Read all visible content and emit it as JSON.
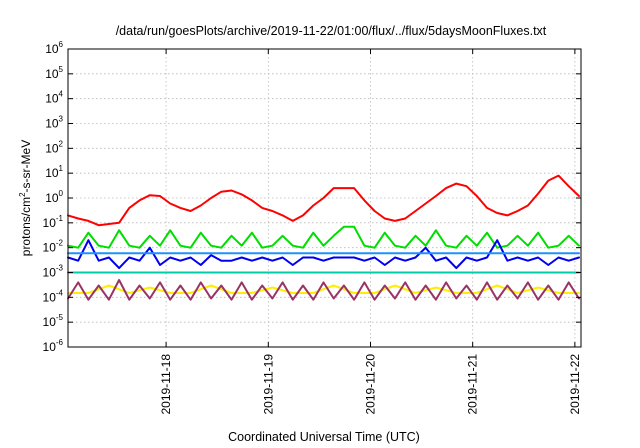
{
  "chart_data": {
    "type": "line",
    "title": "/data/run/goesPlots/archive/2019-11-22/01:00/flux/../flux/5daysMoonFluxes.txt",
    "xlabel": "Coordinated Universal Time (UTC)",
    "ylabel_prefix": "protons/cm",
    "ylabel_sup": "2",
    "ylabel_suffix": "-s-sr-MeV",
    "yscale": "log",
    "ylim": [
      1e-06,
      1000000.0
    ],
    "xlim": [
      0,
      5.02
    ],
    "xticks": [
      {
        "x": 0.96,
        "label": "2019-11-18"
      },
      {
        "x": 1.96,
        "label": "2019-11-19"
      },
      {
        "x": 2.96,
        "label": "2019-11-20"
      },
      {
        "x": 3.96,
        "label": "2019-11-21"
      },
      {
        "x": 4.96,
        "label": "2019-11-22"
      }
    ],
    "yticks": [
      {
        "exp": -6,
        "label": "10",
        "sup": "-6"
      },
      {
        "exp": -5,
        "label": "10",
        "sup": "-5"
      },
      {
        "exp": -4,
        "label": "10",
        "sup": "-4"
      },
      {
        "exp": -3,
        "label": "10",
        "sup": "-3"
      },
      {
        "exp": -2,
        "label": "10",
        "sup": "-2"
      },
      {
        "exp": -1,
        "label": "10",
        "sup": "-1"
      },
      {
        "exp": 0,
        "label": "10",
        "sup": "0"
      },
      {
        "exp": 1,
        "label": "10",
        "sup": "1"
      },
      {
        "exp": 2,
        "label": "10",
        "sup": "2"
      },
      {
        "exp": 3,
        "label": "10",
        "sup": "3"
      },
      {
        "exp": 4,
        "label": "10",
        "sup": "4"
      },
      {
        "exp": 5,
        "label": "10",
        "sup": "5"
      },
      {
        "exp": 6,
        "label": "10",
        "sup": "6"
      }
    ],
    "grid": true,
    "series": [
      {
        "color": "#ff0000",
        "x": [
          0,
          0.1,
          0.2,
          0.3,
          0.4,
          0.5,
          0.6,
          0.7,
          0.8,
          0.9,
          1.0,
          1.1,
          1.2,
          1.3,
          1.4,
          1.5,
          1.6,
          1.7,
          1.8,
          1.9,
          2.0,
          2.1,
          2.2,
          2.3,
          2.4,
          2.5,
          2.6,
          2.7,
          2.8,
          2.9,
          3.0,
          3.1,
          3.2,
          3.3,
          3.4,
          3.5,
          3.6,
          3.7,
          3.8,
          3.9,
          4.0,
          4.1,
          4.2,
          4.3,
          4.4,
          4.5,
          4.6,
          4.7,
          4.8,
          4.9,
          5.0
        ],
        "y": [
          0.2,
          0.15,
          0.12,
          0.08,
          0.09,
          0.1,
          0.4,
          0.8,
          1.3,
          1.2,
          0.6,
          0.4,
          0.3,
          0.5,
          1.0,
          1.8,
          2.0,
          1.4,
          0.8,
          0.4,
          0.3,
          0.2,
          0.12,
          0.2,
          0.5,
          1.0,
          2.5,
          2.5,
          2.5,
          0.8,
          0.3,
          0.15,
          0.12,
          0.15,
          0.3,
          0.6,
          1.2,
          2.5,
          3.8,
          3.0,
          1.2,
          0.4,
          0.25,
          0.2,
          0.3,
          0.5,
          1.5,
          5.0,
          8.0,
          3.0,
          1.2
        ]
      },
      {
        "color": "#00dd00",
        "x": [
          0,
          0.1,
          0.2,
          0.3,
          0.4,
          0.5,
          0.6,
          0.7,
          0.8,
          0.9,
          1.0,
          1.1,
          1.2,
          1.3,
          1.4,
          1.5,
          1.6,
          1.7,
          1.8,
          1.9,
          2.0,
          2.1,
          2.2,
          2.3,
          2.4,
          2.5,
          2.6,
          2.7,
          2.8,
          2.9,
          3.0,
          3.1,
          3.2,
          3.3,
          3.4,
          3.5,
          3.6,
          3.7,
          3.8,
          3.9,
          4.0,
          4.1,
          4.2,
          4.3,
          4.4,
          4.5,
          4.6,
          4.7,
          4.8,
          4.9,
          5.0
        ],
        "y": [
          0.012,
          0.01,
          0.04,
          0.012,
          0.01,
          0.05,
          0.012,
          0.01,
          0.03,
          0.012,
          0.05,
          0.012,
          0.01,
          0.04,
          0.012,
          0.01,
          0.03,
          0.012,
          0.04,
          0.01,
          0.012,
          0.03,
          0.012,
          0.01,
          0.04,
          0.012,
          0.03,
          0.07,
          0.07,
          0.012,
          0.01,
          0.04,
          0.012,
          0.01,
          0.03,
          0.012,
          0.05,
          0.012,
          0.01,
          0.03,
          0.012,
          0.04,
          0.01,
          0.012,
          0.03,
          0.012,
          0.04,
          0.01,
          0.012,
          0.03,
          0.012
        ]
      },
      {
        "color": "#0000ee",
        "x": [
          0,
          0.1,
          0.2,
          0.3,
          0.4,
          0.5,
          0.6,
          0.7,
          0.8,
          0.9,
          1.0,
          1.1,
          1.2,
          1.3,
          1.4,
          1.5,
          1.6,
          1.7,
          1.8,
          1.9,
          2.0,
          2.1,
          2.2,
          2.3,
          2.4,
          2.5,
          2.6,
          2.7,
          2.8,
          2.9,
          3.0,
          3.1,
          3.2,
          3.3,
          3.4,
          3.5,
          3.6,
          3.7,
          3.8,
          3.9,
          4.0,
          4.1,
          4.2,
          4.3,
          4.4,
          4.5,
          4.6,
          4.7,
          4.8,
          4.9,
          5.0
        ],
        "y": [
          0.004,
          0.003,
          0.02,
          0.003,
          0.004,
          0.0015,
          0.004,
          0.003,
          0.01,
          0.002,
          0.004,
          0.003,
          0.004,
          0.002,
          0.005,
          0.003,
          0.003,
          0.004,
          0.003,
          0.004,
          0.003,
          0.004,
          0.002,
          0.004,
          0.004,
          0.003,
          0.004,
          0.004,
          0.004,
          0.003,
          0.004,
          0.002,
          0.004,
          0.003,
          0.004,
          0.01,
          0.003,
          0.004,
          0.0015,
          0.004,
          0.003,
          0.004,
          0.02,
          0.003,
          0.004,
          0.003,
          0.004,
          0.002,
          0.004,
          0.003,
          0.004
        ]
      },
      {
        "color": "#00ccaa",
        "x": [
          0,
          0.5,
          1.0,
          1.5,
          2.0,
          2.5,
          3.0,
          3.5,
          4.0,
          4.5,
          5.0
        ],
        "y": [
          0.001,
          0.001,
          0.001,
          0.001,
          0.001,
          0.001,
          0.001,
          0.001,
          0.001,
          0.001,
          0.001
        ]
      },
      {
        "color": "#1e90ff",
        "x": [
          0,
          0.5,
          1.0,
          1.5,
          2.0,
          2.5,
          3.0,
          3.5,
          4.0,
          4.5,
          5.0
        ],
        "y": [
          0.006,
          0.006,
          0.006,
          0.006,
          0.006,
          0.006,
          0.006,
          0.006,
          0.006,
          0.006,
          0.006
        ]
      },
      {
        "color": "#ffee00",
        "x": [
          0,
          0.2,
          0.4,
          0.6,
          0.8,
          1.0,
          1.2,
          1.4,
          1.6,
          1.8,
          2.0,
          2.2,
          2.4,
          2.6,
          2.8,
          3.0,
          3.2,
          3.4,
          3.6,
          3.8,
          4.0,
          4.2,
          4.4,
          4.6,
          4.8,
          5.0
        ],
        "y": [
          0.00015,
          0.00015,
          0.0003,
          0.00015,
          0.00025,
          0.00015,
          0.00015,
          0.0003,
          0.00015,
          0.00015,
          0.00025,
          0.00015,
          0.00015,
          0.0003,
          0.00015,
          0.00015,
          0.0003,
          0.00015,
          0.00025,
          0.00015,
          0.00015,
          0.0003,
          0.00015,
          0.00025,
          0.00015,
          0.00015
        ]
      },
      {
        "color": "#993366",
        "x": [
          0,
          0.1,
          0.2,
          0.3,
          0.4,
          0.5,
          0.6,
          0.7,
          0.8,
          0.9,
          1.0,
          1.1,
          1.2,
          1.3,
          1.4,
          1.5,
          1.6,
          1.7,
          1.8,
          1.9,
          2.0,
          2.1,
          2.2,
          2.3,
          2.4,
          2.5,
          2.6,
          2.7,
          2.8,
          2.9,
          3.0,
          3.1,
          3.2,
          3.3,
          3.4,
          3.5,
          3.6,
          3.7,
          3.8,
          3.9,
          4.0,
          4.1,
          4.2,
          4.3,
          4.4,
          4.5,
          4.6,
          4.7,
          4.8,
          4.9,
          5.0
        ],
        "y": [
          9e-05,
          0.0004,
          8e-05,
          0.0003,
          8e-05,
          0.0005,
          8e-05,
          0.0003,
          9e-05,
          0.0004,
          8e-05,
          0.0003,
          8e-05,
          0.0004,
          9e-05,
          0.0003,
          8e-05,
          0.0004,
          8e-05,
          0.0003,
          9e-05,
          0.0004,
          8e-05,
          0.0003,
          8e-05,
          0.0004,
          9e-05,
          0.0003,
          8e-05,
          0.0004,
          8e-05,
          0.0003,
          9e-05,
          0.0004,
          8e-05,
          0.0003,
          8e-05,
          0.0004,
          9e-05,
          0.0003,
          8e-05,
          0.0004,
          8e-05,
          0.0003,
          9e-05,
          0.0004,
          8e-05,
          0.0003,
          8e-05,
          0.0004,
          9e-05
        ]
      }
    ]
  }
}
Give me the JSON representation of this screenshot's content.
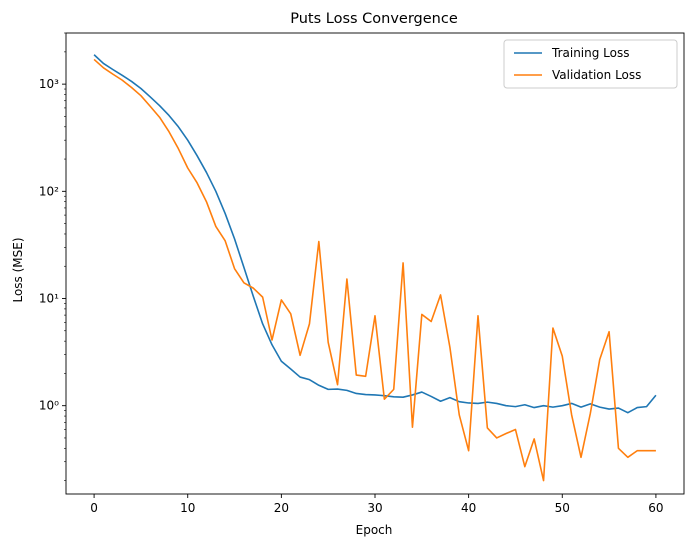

- - - -

EXERCISE GOAL
Using the records above, gather all lines where the string "content" is present.

ANSWER FOR THIS EXERCISE
Read all visible content and emit it as JSON.
Give me the JSON representation of this screenshot's content.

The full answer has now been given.